RECORDS TO PROCESS:
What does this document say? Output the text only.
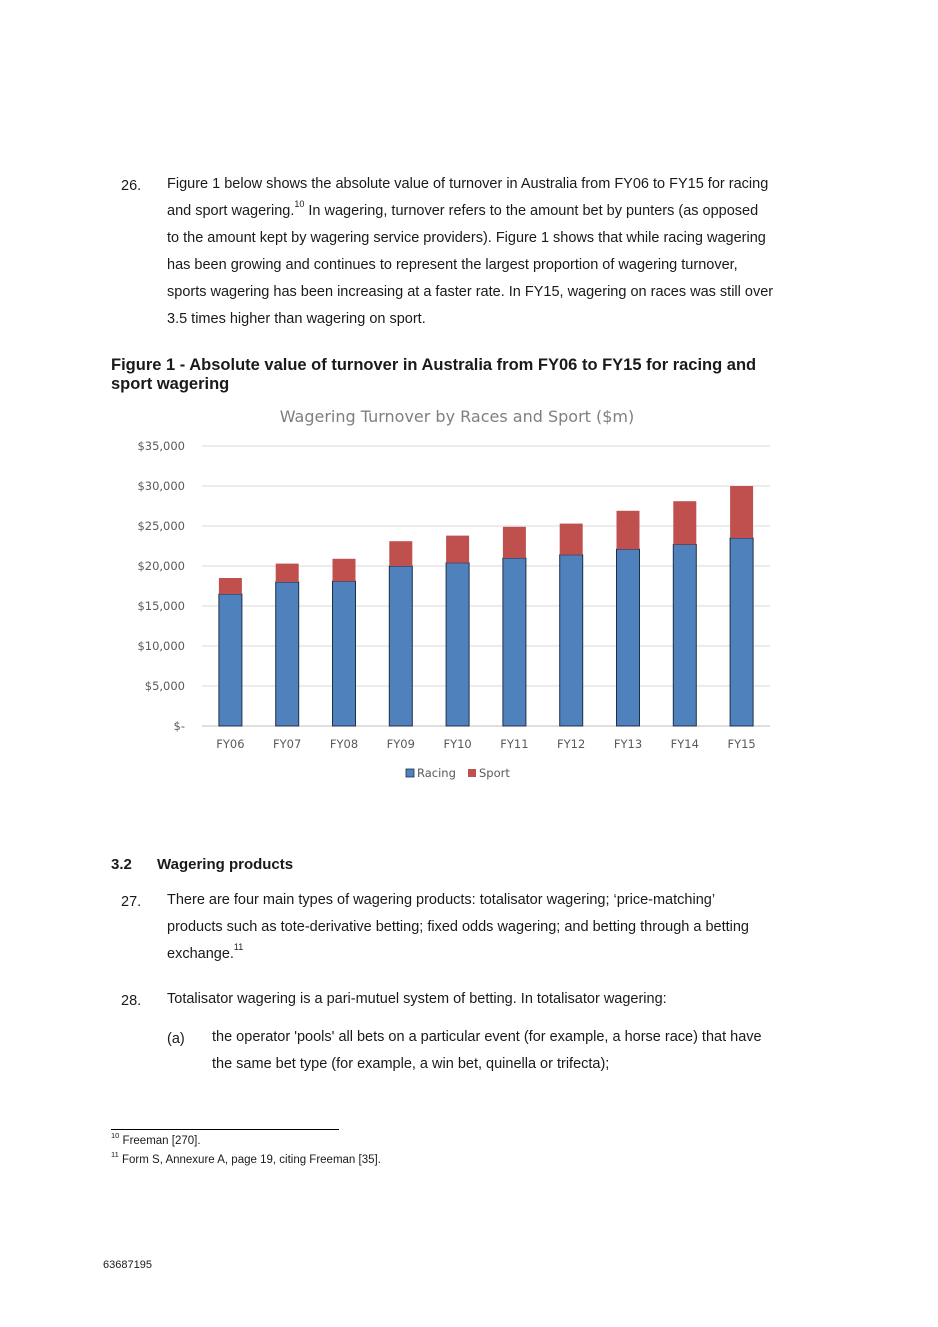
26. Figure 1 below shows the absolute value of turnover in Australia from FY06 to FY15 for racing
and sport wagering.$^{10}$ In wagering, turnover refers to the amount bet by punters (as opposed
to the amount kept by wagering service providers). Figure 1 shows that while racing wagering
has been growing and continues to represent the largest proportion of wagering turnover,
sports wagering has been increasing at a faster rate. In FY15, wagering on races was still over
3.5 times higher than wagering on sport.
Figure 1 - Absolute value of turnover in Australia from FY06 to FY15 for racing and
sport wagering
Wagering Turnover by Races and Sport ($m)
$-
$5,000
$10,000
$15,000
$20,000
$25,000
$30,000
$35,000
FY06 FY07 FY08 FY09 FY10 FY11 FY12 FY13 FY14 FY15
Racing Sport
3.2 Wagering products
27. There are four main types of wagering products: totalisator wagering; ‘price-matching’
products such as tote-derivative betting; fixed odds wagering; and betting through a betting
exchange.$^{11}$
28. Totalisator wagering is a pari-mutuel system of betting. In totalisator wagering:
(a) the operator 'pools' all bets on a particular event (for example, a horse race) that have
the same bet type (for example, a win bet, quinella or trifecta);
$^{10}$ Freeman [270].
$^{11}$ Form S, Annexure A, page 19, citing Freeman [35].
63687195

INSTRUCTIONS TO FOLLOW: Pictures in the records should not appear in your copy, but everything else must be transcribed exactly.

RESPONSE TO THIS TASK:
What does this document say? Output the text only.
26. Figure 1 below shows the absolute value of turnover in Australia from FY06 to FY15 for racing
and sport wagering.$^{10}$ In wagering, turnover refers to the amount bet by punters (as opposed
to the amount kept by wagering service providers). Figure 1 shows that while racing wagering
has been growing and continues to represent the largest proportion of wagering turnover,
sports wagering has been increasing at a faster rate. In FY15, wagering on races was still over
3.5 times higher than wagering on sport.
Figure 1 - Absolute value of turnover in Australia from FY06 to FY15 for racing and
sport wagering
Wagering Turnover by Races and Sport ($m)
$-
$5,000
$10,000
$15,000
$20,000
$25,000
$30,000
$35,000
FY06 FY07 FY08 FY09 FY10 FY11 FY12 FY13 FY14 FY15
Racing Sport
3.2 Wagering products
27. There are four main types of wagering products: totalisator wagering; ‘price-matching’
products such as tote-derivative betting; fixed odds wagering; and betting through a betting
exchange.$^{11}$
28. Totalisator wagering is a pari-mutuel system of betting. In totalisator wagering:
(a) the operator 'pools' all bets on a particular event (for example, a horse race) that have
the same bet type (for example, a win bet, quinella or trifecta);
$^{10}$ Freeman [270].
$^{11}$ Form S, Annexure A, page 19, citing Freeman [35].
63687195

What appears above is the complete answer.